▸ **Document segment**:
This research reveals a fundamental mismatch between the claimed risk and actual market dynamics. The evidence strongly suggests WEAK DEMAND for several critical reasons:

First, THE MARKET IS TINY. Only 6 new bank charters were issued in 2024 across the entire United States, down 97% from pre-financial crisis levels. The addressable market comprises perhaps 10-20 applicants per year at most. Even if every applicant purchased this hedge, the total premium pool would be minuscule.

Second, THE RISK IS FEDERAL, NOT STATE. My research shows that virtually all recent charter activity of consequence involves FEDERAL charters from the OCC, not state banking regulators. SoFi, Varo, Upstart, and the wave of 2025-2026 crypto/fintech applications are all pursuing OCC national bank charters or national trust bank charters. State charter activity is minimal and mostly involves small community bank formations. The claimed resolution source of 'state banking department websites' misses where the actual activity occurs.

Excerpts from a layout annotation set:

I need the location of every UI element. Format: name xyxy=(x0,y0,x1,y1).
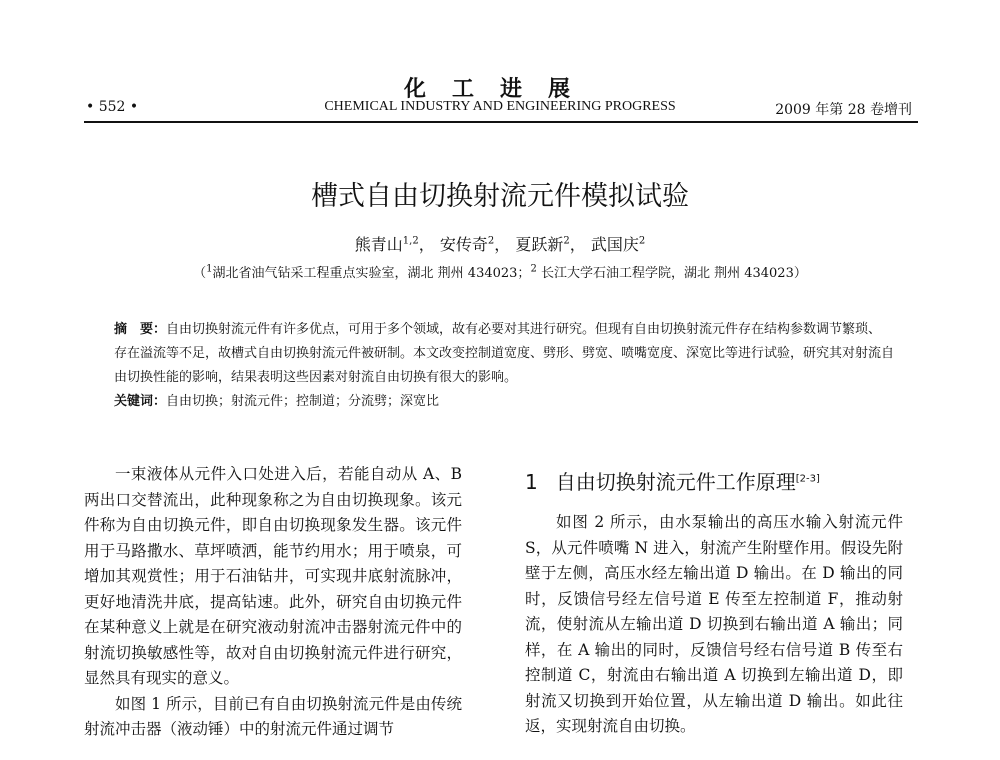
issue-info: 2009 年第 28 卷增刊 xyxy=(775,102,912,118)
body-paragraph: 如图 2 所示，由水泵输出的高压水输入射流元件 S，从元件喷嘴 N 进入，射流产生附壁作用。假设先附壁于左侧，高压水经左输出道 D 输出。在 D 输出的同时，反馈信号经左信号道 E 传至左控制道 F，推动射流，使射流从左输出道 D 切换到右输出道 A 输出；同样，在 A 输出的同时，反馈信号经右信号道 B 传至右控制道 C，射流由右输出道 A 切换到左输出道 D，即射流又切换到开始位置，从左输出道 D 输出。如此往返，实现射流自由切换。 xyxy=(525,513,903,735)
section-citation: [2-3] xyxy=(795,473,820,485)
author-affiliation-mark: 2 xyxy=(487,235,495,247)
keywords-label: 关键词： xyxy=(114,394,167,409)
body-paragraph: 一束液体从元件入口处进入后，若能自动从 A、B 两出口交替流出，此种现象称之为自由切换现象。该元件称为自由切换元件，即自由切换现象发生器。该元件用于马路撒水、草坪喷洒，能节约用水；用于喷泉，可增加其观赏性；用于石油钻井，可实现井底射流脉冲，更好地清洗井底，提高钻速。此外，研究自由切换元件在某种意义上就是在研究液动射流冲击器射流元件中的射流切换敏感性等，故对自由切换射流元件进行研究，显然具有现实的意义。 xyxy=(84,465,462,687)
keywords-paragraph xyxy=(114,390,894,414)
section-number: 1 xyxy=(525,470,538,494)
author-name: 安传奇 xyxy=(439,235,488,254)
journal-title-en: CHEMICAL INDUSTRY AND ENGINEERING PROGRESS xyxy=(324,99,676,114)
left-column xyxy=(84,462,462,743)
author-separator: ， xyxy=(569,235,586,254)
affiliation-mark: 2 xyxy=(530,263,537,275)
author-name: 武国庆 xyxy=(590,235,639,254)
journal-title-cn: 化工进展 xyxy=(403,76,596,102)
affiliation-text: 湖北省油气钻采工程重点实验室，湖北 荆州 434023； xyxy=(212,266,531,281)
affiliation-mark: 1 xyxy=(206,263,213,275)
abstract-paragraph xyxy=(114,318,894,390)
section-title: 自由切换射流元件工作原理 xyxy=(555,470,796,494)
right-column xyxy=(525,462,903,740)
affiliation-open-paren: （ xyxy=(193,266,207,281)
author-name: 熊青山 xyxy=(354,235,403,254)
paper-title: 槽式自由切换射流元件模拟试验 xyxy=(311,181,689,212)
author-name: 夏跃新 xyxy=(515,235,564,254)
abstract-label: 摘 要： xyxy=(114,322,167,337)
author-separator: ， xyxy=(418,235,435,254)
author-affiliation-mark: 2 xyxy=(563,235,570,247)
author-list xyxy=(0,232,1000,255)
keywords-text: 自由切换；射流元件；控制道；分流劈；深宽比 xyxy=(166,394,440,409)
affiliations xyxy=(0,262,1000,281)
author-affiliation-mark: 1,2 xyxy=(402,235,419,247)
author-affiliation-mark: 2 xyxy=(638,235,646,247)
section-heading xyxy=(525,468,903,496)
header-divider xyxy=(84,121,918,123)
affiliation-text: 长江大学石油工程学院，湖北 荆州 434023） xyxy=(536,266,807,281)
abstract-block xyxy=(114,318,894,414)
body-paragraph: 如图 1 所示，目前已有自由切换射流元件是由传统射流冲击器（液动锤）中的射流元件通过调节 xyxy=(84,694,462,738)
abstract-text: 自由切换射流元件有许多优点，可用于多个领域，故有必要对其进行研究。但现有自由切换射流元件存在结构参数调节繁琐、存在溢流等不足，故槽式自由切换射流元件被研制。本文改变控制道宽度、劈形、劈宽、喷嘴宽度、深宽比等进行试验，研究其对射流自由切换性能的影响，结果表明这些因素对射流自由切换有很大的影响。 xyxy=(114,322,895,385)
author-separator: ， xyxy=(494,235,511,254)
page-number: • 552 • xyxy=(86,99,139,115)
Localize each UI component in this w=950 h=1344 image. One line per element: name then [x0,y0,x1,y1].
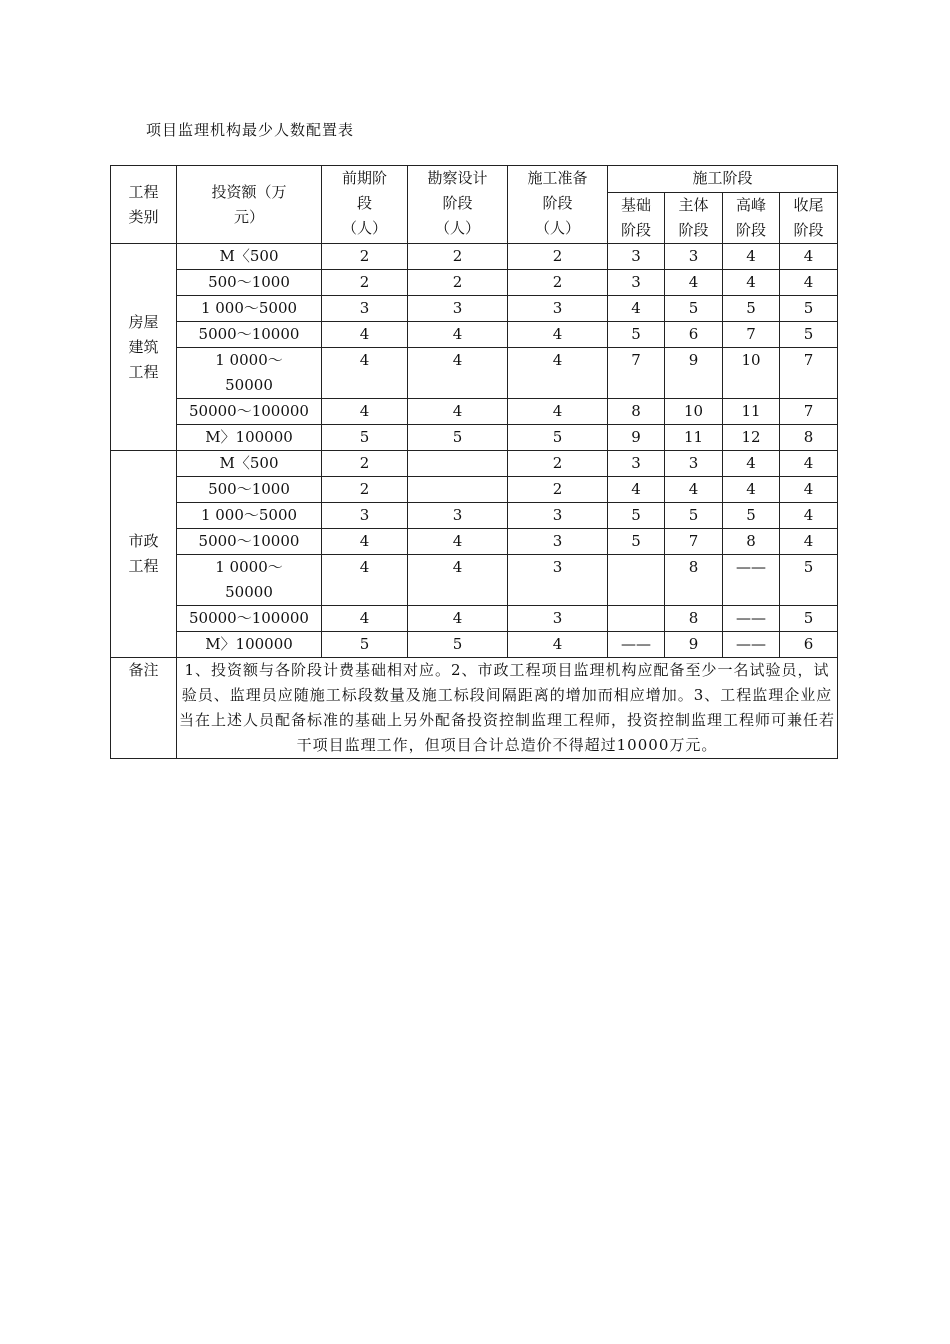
value-cell [408,348,508,399]
cell-text: 投资额（万 [211,182,287,201]
cell-text: 2 [452,273,463,291]
value-cell [723,529,780,555]
value-cell [665,606,723,632]
cell-text: 3 [552,609,563,627]
cell-text: 4 [631,299,641,317]
table-row [111,270,838,296]
table-row [111,451,838,477]
cell-text: 9 [688,635,699,653]
cell-text: 500～1000 [208,480,290,498]
cell-text: 1 000～5000 [200,299,298,317]
staffing-table [110,165,838,759]
value-cell [608,606,665,632]
value-cell [322,399,408,425]
value-cell [408,477,508,503]
value-cell [408,632,508,658]
cell-text: 勘察设计 [427,169,488,187]
value-cell [322,348,408,399]
cell-text: 阶段 [793,221,824,239]
cell-text: 高峰 [735,196,766,214]
cell-text: 4 [452,351,463,369]
cell-text: 工程 [128,362,159,381]
value-cell [322,270,408,296]
value-cell [408,244,508,270]
value-cell [780,451,838,477]
table-row [111,244,838,270]
cell-text: 4 [452,609,463,627]
value-cell [723,399,780,425]
value-cell [322,555,408,606]
cell-text: （人） [534,219,580,237]
cell-text: 11 [683,428,704,446]
cell-text: （人） [341,219,387,237]
cell-text: 3 [688,247,699,265]
cell-text: M〈500 [219,454,279,472]
value-cell [408,296,508,322]
cell-text: 施工阶段 [692,169,753,187]
header-early-stage [322,166,408,244]
value-cell [608,296,665,322]
cell-text: 4 [552,325,563,343]
value-cell [322,322,408,348]
value-cell [780,244,838,270]
value-cell [665,322,723,348]
cell-text: 5 [803,558,814,576]
investment-cell [177,425,322,451]
cell-text: 4 [746,480,756,498]
cell-text: —— [736,609,766,627]
value-cell [723,322,780,348]
value-cell [665,555,723,606]
table-row [111,606,838,632]
cell-text: 5 [746,299,756,317]
cell-text: 主体 [678,196,709,214]
value-cell [608,348,665,399]
value-cell [723,606,780,632]
investment-cell [177,270,322,296]
cell-text: 1 0000～ [215,558,283,576]
value-cell [508,529,608,555]
cell-text: 5 [359,428,370,446]
cell-text: 1 000～5000 [200,506,298,524]
value-cell [723,244,780,270]
cell-text: 阶段 [735,221,766,239]
investment-cell [177,606,322,632]
cell-text: 1 0000～ [215,351,283,369]
cell-text: 4 [803,506,814,524]
value-cell [608,477,665,503]
investment-cell [177,451,322,477]
cell-text: 4 [803,532,814,550]
value-cell [408,606,508,632]
cell-text: 4 [688,273,699,291]
table-row [111,503,838,529]
cell-text: 阶段 [678,221,709,239]
cell-text: 50000 [225,376,273,394]
cell-text: 8 [631,402,641,420]
table-row [111,529,838,555]
header-category [111,166,177,244]
value-cell [665,270,723,296]
investment-cell [177,503,322,529]
value-cell [608,503,665,529]
cell-text: 工程 [128,557,159,575]
value-cell [408,270,508,296]
cell-text: 7 [803,351,814,369]
header-row [111,166,838,193]
cell-text: 8 [746,532,756,550]
cell-text: 阶段 [542,194,573,212]
cell-text: 4 [359,351,370,369]
cell-text: 6 [688,325,699,343]
value-cell [608,244,665,270]
cell-text: 2 [552,454,563,472]
header-sub-stage [723,193,780,244]
table-row [111,632,838,658]
cell-text: 3 [552,532,563,550]
cell-text: 3 [631,273,641,291]
cell-text: 5 [452,635,463,653]
cell-text: 段 [356,194,372,212]
cell-text: 5 [452,428,463,446]
cell-text: 类别 [128,207,159,226]
value-cell [723,270,780,296]
cell-text: 2 [359,454,370,472]
value-cell [780,555,838,606]
note-row [111,658,838,759]
value-cell [723,296,780,322]
value-cell [322,606,408,632]
value-cell [508,632,608,658]
value-cell [780,270,838,296]
cell-text: 5000～10000 [198,532,300,550]
category-cell [111,244,177,451]
cell-text: 2 [452,247,463,265]
cell-text: 10 [741,351,761,369]
cell-text: 2 [359,273,370,291]
cell-text: 5 [631,506,641,524]
cell-text: M〉100000 [205,635,293,653]
cell-text: 3 [452,506,463,524]
value-cell [608,451,665,477]
cell-text: 50000～100000 [189,609,309,627]
cell-text: 50000 [225,583,273,601]
value-cell [322,503,408,529]
cell-text: 4 [452,532,463,550]
cell-text: 2 [359,247,370,265]
value-cell [408,555,508,606]
value-cell [665,425,723,451]
value-cell [408,503,508,529]
value-cell [322,529,408,555]
cell-text: M〉100000 [205,428,293,446]
cell-text: 3 [552,299,563,317]
cell-text: 4 [552,402,563,420]
category-cell [111,451,177,658]
cell-text: 阶段 [442,194,473,212]
cell-text: 9 [688,351,699,369]
cell-text: 4 [452,558,463,576]
cell-text: 建筑 [128,337,159,356]
value-cell [408,322,508,348]
table-row [111,296,838,322]
value-cell [780,632,838,658]
cell-text: （人） [434,219,480,237]
value-cell [322,296,408,322]
value-cell [665,477,723,503]
investment-cell [177,348,322,399]
cell-text: 前期阶 [341,169,387,187]
cell-text: 5 [746,506,756,524]
value-cell [322,451,408,477]
value-cell [322,477,408,503]
value-cell [665,244,723,270]
value-cell [608,322,665,348]
header-sub-stage [665,193,723,244]
cell-text: 3 [552,506,563,524]
value-cell [723,555,780,606]
cell-text: 3 [631,247,641,265]
cell-text: 4 [803,247,814,265]
value-cell [508,477,608,503]
cell-text: 5 [803,325,814,343]
cell-text: 2 [552,247,563,265]
value-cell [723,451,780,477]
cell-text: 4 [359,609,370,627]
cell-text: 工程 [128,182,159,201]
value-cell [723,503,780,529]
cell-text: 4 [552,635,563,653]
value-cell [780,348,838,399]
cell-text: 收尾 [793,196,824,214]
value-cell [408,425,508,451]
cell-text: M〈500 [219,247,279,265]
cell-text: 8 [803,428,814,446]
value-cell [508,451,608,477]
cell-text: 元） [233,207,264,226]
cell-text: 3 [552,558,563,576]
cell-text: 4 [452,402,463,420]
cell-text: 3 [359,299,370,317]
cell-text: 6 [803,635,814,653]
table-row [111,555,838,606]
cell-text: 10 [683,402,704,420]
cell-text: 5 [552,428,563,446]
cell-text: 4 [803,273,814,291]
value-cell [780,322,838,348]
cell-text: 3 [359,506,370,524]
cell-text: 基础 [620,196,651,214]
value-cell [665,632,723,658]
cell-text: 7 [803,402,814,420]
value-cell [665,296,723,322]
cell-text: 5 [688,299,699,317]
value-cell [508,399,608,425]
value-cell [608,425,665,451]
value-cell [780,606,838,632]
cell-text: 5 [803,609,814,627]
cell-text: 4 [746,273,756,291]
value-cell [322,425,408,451]
investment-cell [177,529,322,555]
value-cell [608,529,665,555]
cell-text: —— [736,635,766,653]
cell-text: 4 [803,480,814,498]
investment-cell [177,296,322,322]
cell-text: 4 [359,558,370,576]
table-row [111,399,838,425]
header-sub-stage [780,193,838,244]
cell-text: 3 [452,299,463,317]
table-row [111,477,838,503]
cell-text: 5 [359,635,370,653]
cell-text: 8 [688,558,699,576]
cell-text: 4 [359,325,370,343]
cell-text: 4 [631,480,641,498]
value-cell [723,425,780,451]
value-cell [665,529,723,555]
investment-cell [177,477,322,503]
cell-text: 9 [631,428,641,446]
cell-text: 8 [688,609,699,627]
header-survey-design [408,166,508,244]
cell-text: 5 [631,532,641,550]
value-cell [780,399,838,425]
value-cell [508,322,608,348]
value-cell [508,503,608,529]
cell-text: 2 [552,480,563,498]
header-construction-stage [608,166,838,193]
value-cell [508,555,608,606]
cell-text: 施工准备 [527,169,588,187]
value-cell [665,399,723,425]
cell-text: 4 [552,351,563,369]
value-cell [780,477,838,503]
value-cell [408,399,508,425]
value-cell [780,529,838,555]
cell-text: 2 [359,480,370,498]
value-cell [508,425,608,451]
note-text: 1、投资额与各阶段计费基础相对应。2、市政工程项目监理机构应配备至少一名试验员，试验员、监理员应随施工标段数量及施工标段间隔距离的增加而相应增加。3、工程监理企业应当在上述人员配备标准的基础上另外配备投资控制监理工程师，投资控制监理工程师可兼任若干项目监理工作，但项目合计总造价不得超过10000万元。 [177,658,838,759]
cell-text: 7 [746,325,756,343]
cell-text: 阶段 [620,221,651,239]
cell-text: 500～1000 [208,273,290,291]
cell-text: 5 [803,299,814,317]
table-row [111,322,838,348]
cell-text: 4 [803,454,814,472]
value-cell [780,503,838,529]
value-cell [723,632,780,658]
cell-text: 3 [688,454,699,472]
cell-text: 4 [452,325,463,343]
cell-text: 5 [631,325,641,343]
value-cell [508,270,608,296]
investment-cell [177,555,322,606]
value-cell [408,451,508,477]
value-cell [665,503,723,529]
value-cell [322,632,408,658]
investment-cell [177,632,322,658]
investment-cell [177,399,322,425]
cell-text: 市政 [128,532,159,550]
cell-text: 4 [359,532,370,550]
table-row [111,348,838,399]
value-cell [508,348,608,399]
cell-text: 5 [688,506,699,524]
cell-text: 2 [552,273,563,291]
header-construction-prep [508,166,608,244]
investment-cell [177,244,322,270]
cell-text: 3 [631,454,641,472]
value-cell [608,399,665,425]
cell-text: 7 [688,532,699,550]
cell-text: 5000～10000 [198,325,300,343]
cell-text: 11 [741,402,761,420]
value-cell [780,425,838,451]
cell-text: —— [621,635,651,653]
cell-text: —— [736,558,766,576]
value-cell [322,244,408,270]
header-investment [177,166,322,244]
cell-text: 房屋 [128,312,159,331]
cell-text: 7 [631,351,641,369]
cell-text: 4 [746,247,756,265]
value-cell [665,348,723,399]
value-cell [508,296,608,322]
table-title: 项目监理机构最少人数配置表 [146,121,355,139]
cell-text: 50000～100000 [189,402,309,420]
value-cell [780,296,838,322]
value-cell [508,244,608,270]
value-cell [608,555,665,606]
value-cell [665,451,723,477]
header-sub-stage [608,193,665,244]
value-cell [608,270,665,296]
value-cell [508,606,608,632]
cell-text: 4 [359,402,370,420]
table-row [111,425,838,451]
cell-text: 12 [741,428,761,446]
cell-text: 4 [688,480,699,498]
value-cell [408,529,508,555]
cell-text: 备注 [128,661,159,679]
value-cell [723,348,780,399]
value-cell [608,632,665,658]
investment-cell [177,322,322,348]
cell-text: 4 [746,454,756,472]
value-cell [723,477,780,503]
note-label [111,658,177,759]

▸ **What you will do**:
• a. According to the bank-charter analysis, how many new bank charters were issued in the United States in 2024?
• b. Please write the next part of the bank-charter analysis, picking up right after its final sentence.
The data can be left aside, since nothing here depends on it.

▸ **Results for each task**:
• a. Six, down 97% from pre-financial crisis levels.

• b.
Third, DELAYS ARE EXPECTED, NOT ANOMALOUS. The Federal Reserve research paper and industry publications make clear that 18-36 month charter timelines are NORMAL and EXPECTED. Companies building charter strategies incorporate these timelines into their business plans and capital raises. Varo's 3-year timeline was not a shock - it was the cost of being first. SoFi's 18-month process was anticipated. Companies raise capital to sustain operations during the approval period. This is fundamentally different from an insurable event like a hurricane or tariff announcement that represents unexpected exogenous risk.

Fourth, COMPANIES HAVE BETTER ALTERNATIVES. When faced with regulatory timeline uncertainty, companies pursue: (a) Bank acquisition instead of de novo charter (SoFi route), (b) Operating via bank partnerships without charter (most fintechs), (c) Federal charter instead of state charter, (d) Simply waiting and building the timeline into planning. None of these alternatives involve paying insurance premiums.

Fifth, NO EVIDENCE OF WILLINGNESS TO PAY. Despite extensive SEC filing searches, I found ZERO instances of companies purchasing insurance, derivatives, or any hedging product for charter application delays. I found no 10-K risk factor language treating timeline uncertainty as a material risk requiring hedging. I found no analyst coverage of charter timing as a key risk. The Upstart announcement treats charter as an OPPORTUNITY, not a risk to be hedged. The market has revealed preferences against paying for this hedge.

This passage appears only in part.